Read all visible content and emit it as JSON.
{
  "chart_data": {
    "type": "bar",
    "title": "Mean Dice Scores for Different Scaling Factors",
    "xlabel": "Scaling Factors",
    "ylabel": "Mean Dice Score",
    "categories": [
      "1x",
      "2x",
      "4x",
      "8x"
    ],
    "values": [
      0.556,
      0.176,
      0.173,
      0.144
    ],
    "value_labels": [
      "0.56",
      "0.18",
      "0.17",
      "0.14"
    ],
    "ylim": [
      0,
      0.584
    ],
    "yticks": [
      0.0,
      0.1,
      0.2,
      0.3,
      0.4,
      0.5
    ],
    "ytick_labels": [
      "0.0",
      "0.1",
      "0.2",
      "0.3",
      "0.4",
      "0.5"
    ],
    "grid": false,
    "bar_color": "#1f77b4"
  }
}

◇ ◇ ◇ ◇

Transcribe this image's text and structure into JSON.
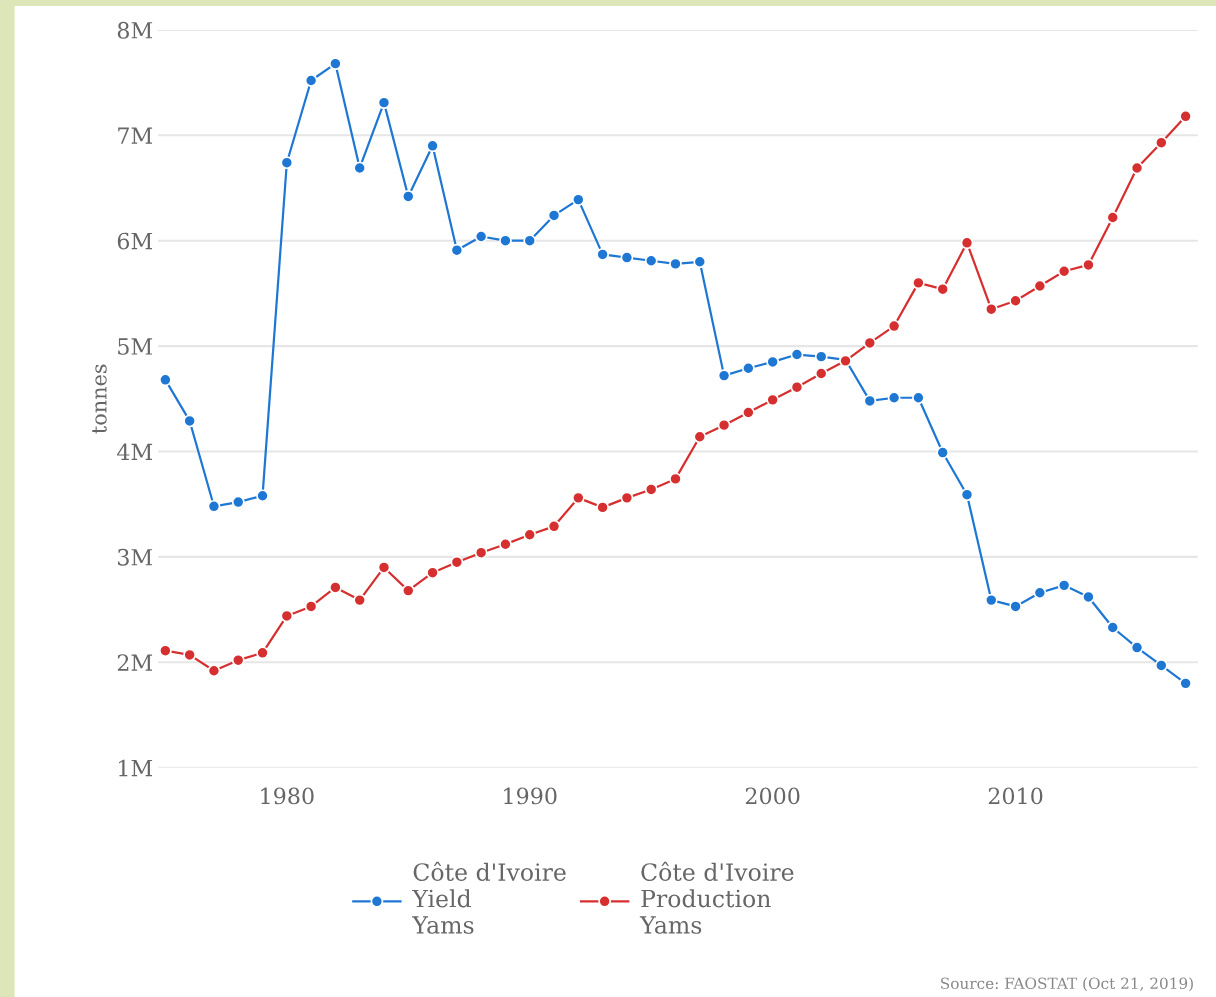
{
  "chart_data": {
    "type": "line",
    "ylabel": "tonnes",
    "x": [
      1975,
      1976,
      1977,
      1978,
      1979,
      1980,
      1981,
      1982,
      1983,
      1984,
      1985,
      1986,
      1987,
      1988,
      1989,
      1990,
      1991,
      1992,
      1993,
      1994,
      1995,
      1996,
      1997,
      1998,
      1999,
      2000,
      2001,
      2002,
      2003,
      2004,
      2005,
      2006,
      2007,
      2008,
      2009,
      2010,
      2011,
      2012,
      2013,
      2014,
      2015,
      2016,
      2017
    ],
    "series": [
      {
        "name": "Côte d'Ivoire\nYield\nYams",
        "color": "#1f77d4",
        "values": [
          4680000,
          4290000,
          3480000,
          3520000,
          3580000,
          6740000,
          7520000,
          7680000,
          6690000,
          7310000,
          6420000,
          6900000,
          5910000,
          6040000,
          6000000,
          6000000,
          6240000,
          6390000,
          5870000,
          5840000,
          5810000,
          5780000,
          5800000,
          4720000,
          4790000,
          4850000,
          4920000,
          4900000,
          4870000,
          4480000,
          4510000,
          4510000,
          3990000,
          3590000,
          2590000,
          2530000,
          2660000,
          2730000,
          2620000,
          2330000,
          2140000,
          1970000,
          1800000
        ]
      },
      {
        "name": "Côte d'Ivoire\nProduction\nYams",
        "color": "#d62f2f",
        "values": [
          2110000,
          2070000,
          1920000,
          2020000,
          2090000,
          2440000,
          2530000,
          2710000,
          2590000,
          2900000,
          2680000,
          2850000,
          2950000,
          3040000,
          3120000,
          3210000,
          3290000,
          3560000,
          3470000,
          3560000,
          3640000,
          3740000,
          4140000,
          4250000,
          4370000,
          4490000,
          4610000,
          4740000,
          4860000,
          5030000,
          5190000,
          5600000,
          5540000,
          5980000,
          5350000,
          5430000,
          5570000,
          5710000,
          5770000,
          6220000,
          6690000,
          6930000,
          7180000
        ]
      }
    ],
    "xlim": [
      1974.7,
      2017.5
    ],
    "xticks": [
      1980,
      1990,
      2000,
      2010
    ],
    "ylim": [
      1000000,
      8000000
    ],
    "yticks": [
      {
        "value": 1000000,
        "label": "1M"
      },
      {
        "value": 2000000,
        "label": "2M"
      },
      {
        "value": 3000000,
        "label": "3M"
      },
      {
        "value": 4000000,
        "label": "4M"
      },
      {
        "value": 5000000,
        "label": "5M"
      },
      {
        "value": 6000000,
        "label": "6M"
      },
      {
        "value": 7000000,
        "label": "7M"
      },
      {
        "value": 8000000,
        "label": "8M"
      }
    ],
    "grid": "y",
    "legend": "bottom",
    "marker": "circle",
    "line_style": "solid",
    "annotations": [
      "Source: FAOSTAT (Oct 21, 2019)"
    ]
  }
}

◇ ◇ ◇ ◇

• _TASK BRIEF_:
Look through the material above and pick out each line holding the word "Mean".

• _WORKED ANSWER_:
    "title": "Mean Dice Scores for Different Scaling Factors",
    "ylabel": "Mean Dice Score",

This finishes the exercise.